Exercise objective — Copy, in full, each line of the material that holds the word "color".

## START

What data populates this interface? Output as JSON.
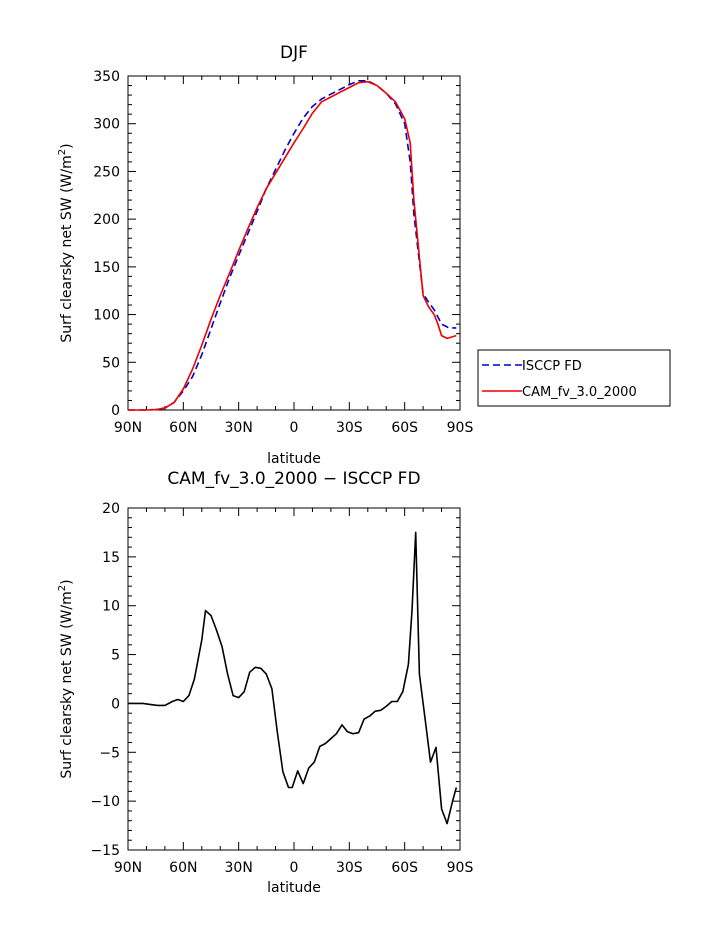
{
  "chart_data": [
    {
      "type": "line",
      "title": "DJF",
      "xlabel": "latitude",
      "ylabel": "Surf clearsky net SW (W/m",
      "ylabel_sup": "2",
      "ylabel_tail": ")",
      "xlim": [
        90,
        -90
      ],
      "ylim": [
        0,
        350
      ],
      "xticks": [
        90,
        60,
        30,
        0,
        -30,
        -60,
        -90
      ],
      "xtick_labels": [
        "90N",
        "60N",
        "30N",
        "0",
        "30S",
        "60S",
        "90S"
      ],
      "yticks": [
        0,
        50,
        100,
        150,
        200,
        250,
        300,
        350
      ],
      "ytick_labels": [
        "0",
        "50",
        "100",
        "150",
        "200",
        "250",
        "300",
        "350"
      ],
      "legend": "right",
      "series": [
        {
          "name": "ISCCP FD",
          "color": "#0000cc",
          "style": "dashed",
          "x": [
            90,
            85,
            80,
            75,
            70,
            65,
            60,
            55,
            50,
            45,
            40,
            35,
            30,
            25,
            20,
            15,
            10,
            5,
            0,
            -5,
            -10,
            -15,
            -20,
            -25,
            -30,
            -35,
            -40,
            -45,
            -50,
            -55,
            -60,
            -63,
            -65,
            -68,
            -70,
            -73,
            -76,
            -80,
            -84,
            -88
          ],
          "y": [
            0,
            0,
            0,
            0.5,
            2,
            8,
            20,
            35,
            58,
            85,
            112,
            138,
            162,
            185,
            208,
            232,
            252,
            272,
            290,
            306,
            318,
            326,
            331,
            336,
            341,
            345,
            345,
            340,
            332,
            321,
            300,
            260,
            205,
            155,
            122,
            113,
            105,
            90,
            86,
            86
          ]
        },
        {
          "name": "CAM_fv_3.0_2000",
          "color": "#ee0000",
          "style": "solid",
          "x": [
            90,
            85,
            80,
            75,
            70,
            65,
            60,
            55,
            50,
            45,
            40,
            35,
            30,
            25,
            20,
            15,
            10,
            5,
            0,
            -5,
            -10,
            -15,
            -20,
            -25,
            -30,
            -35,
            -40,
            -45,
            -50,
            -55,
            -60,
            -63,
            -65,
            -68,
            -70,
            -73,
            -76,
            -78,
            -80,
            -83,
            -88
          ],
          "y": [
            0,
            0,
            0,
            0.3,
            2,
            8,
            22,
            43,
            68,
            95,
            120,
            143,
            167,
            190,
            212,
            232,
            248,
            264,
            280,
            295,
            311,
            323,
            328,
            333,
            338,
            343,
            344,
            340,
            332,
            323,
            305,
            280,
            220,
            160,
            120,
            108,
            100,
            90,
            78,
            75,
            78
          ]
        }
      ]
    },
    {
      "type": "line",
      "title": "CAM_fv_3.0_2000 − ISCCP FD",
      "xlabel": "latitude",
      "ylabel": "Surf clearsky net SW (W/m",
      "ylabel_sup": "2",
      "ylabel_tail": ")",
      "xlim": [
        90,
        -90
      ],
      "ylim": [
        -15,
        20
      ],
      "xticks": [
        90,
        60,
        30,
        0,
        -30,
        -60,
        -90
      ],
      "xtick_labels": [
        "90N",
        "60N",
        "30N",
        "0",
        "30S",
        "60S",
        "90S"
      ],
      "yticks": [
        -15,
        -10,
        -5,
        0,
        5,
        10,
        15,
        20
      ],
      "ytick_labels": [
        "−15",
        "−10",
        "−5",
        "0",
        "5",
        "10",
        "15",
        "20"
      ],
      "series": [
        {
          "color": "#000000",
          "style": "solid",
          "x": [
            90,
            82,
            78,
            74,
            70,
            66,
            63,
            60,
            57,
            54,
            50,
            48,
            45,
            42,
            39,
            36,
            33,
            30,
            27,
            24,
            21,
            18,
            15,
            12,
            9,
            6,
            3,
            1,
            -2,
            -5,
            -8,
            -11,
            -14,
            -17,
            -20,
            -23,
            -26,
            -29,
            -32,
            -35,
            -38,
            -41,
            -44,
            -47,
            -50,
            -53,
            -56,
            -59,
            -62,
            -64,
            -66,
            -68,
            -71,
            -74,
            -77,
            -80,
            -83,
            -86,
            -88
          ],
          "y": [
            0,
            0,
            -0.1,
            -0.2,
            -0.2,
            0.2,
            0.4,
            0.2,
            0.8,
            2.5,
            6.5,
            9.5,
            9.0,
            7.5,
            5.8,
            3.0,
            0.8,
            0.6,
            1.2,
            3.2,
            3.7,
            3.6,
            3.0,
            1.5,
            -3.0,
            -7.0,
            -8.6,
            -8.6,
            -6.9,
            -8.2,
            -6.6,
            -6.0,
            -4.4,
            -4.1,
            -3.6,
            -3.1,
            -2.2,
            -2.9,
            -3.1,
            -3.0,
            -1.6,
            -1.3,
            -0.8,
            -0.7,
            -0.3,
            0.2,
            0.2,
            1.2,
            4.0,
            9.5,
            17.5,
            3.0,
            -1.5,
            -6.0,
            -4.5,
            -10.8,
            -12.3,
            -10.0,
            -8.6
          ]
        }
      ]
    }
  ]
}
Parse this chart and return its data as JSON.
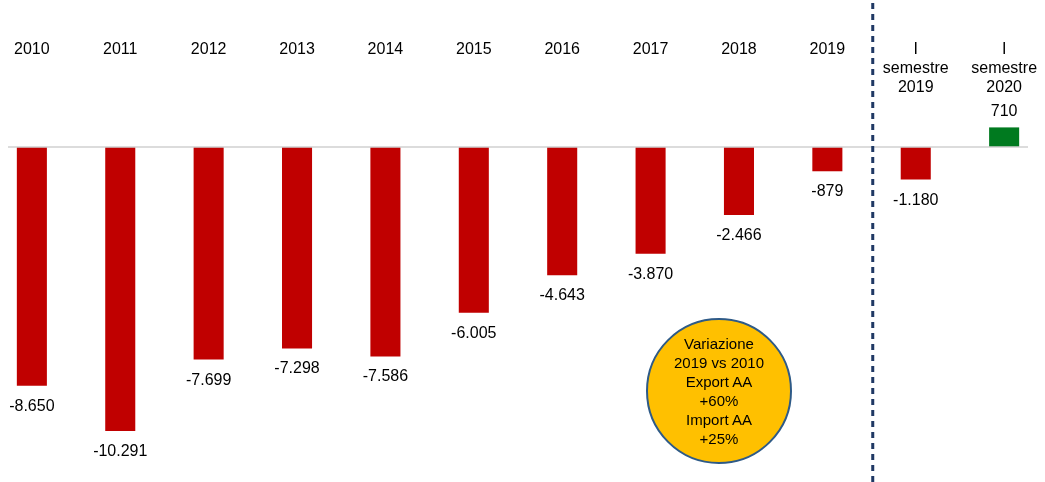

## END

Complete response —
          "color": "#0000cc",
          "color": "#ee0000",
          "color": "#000000",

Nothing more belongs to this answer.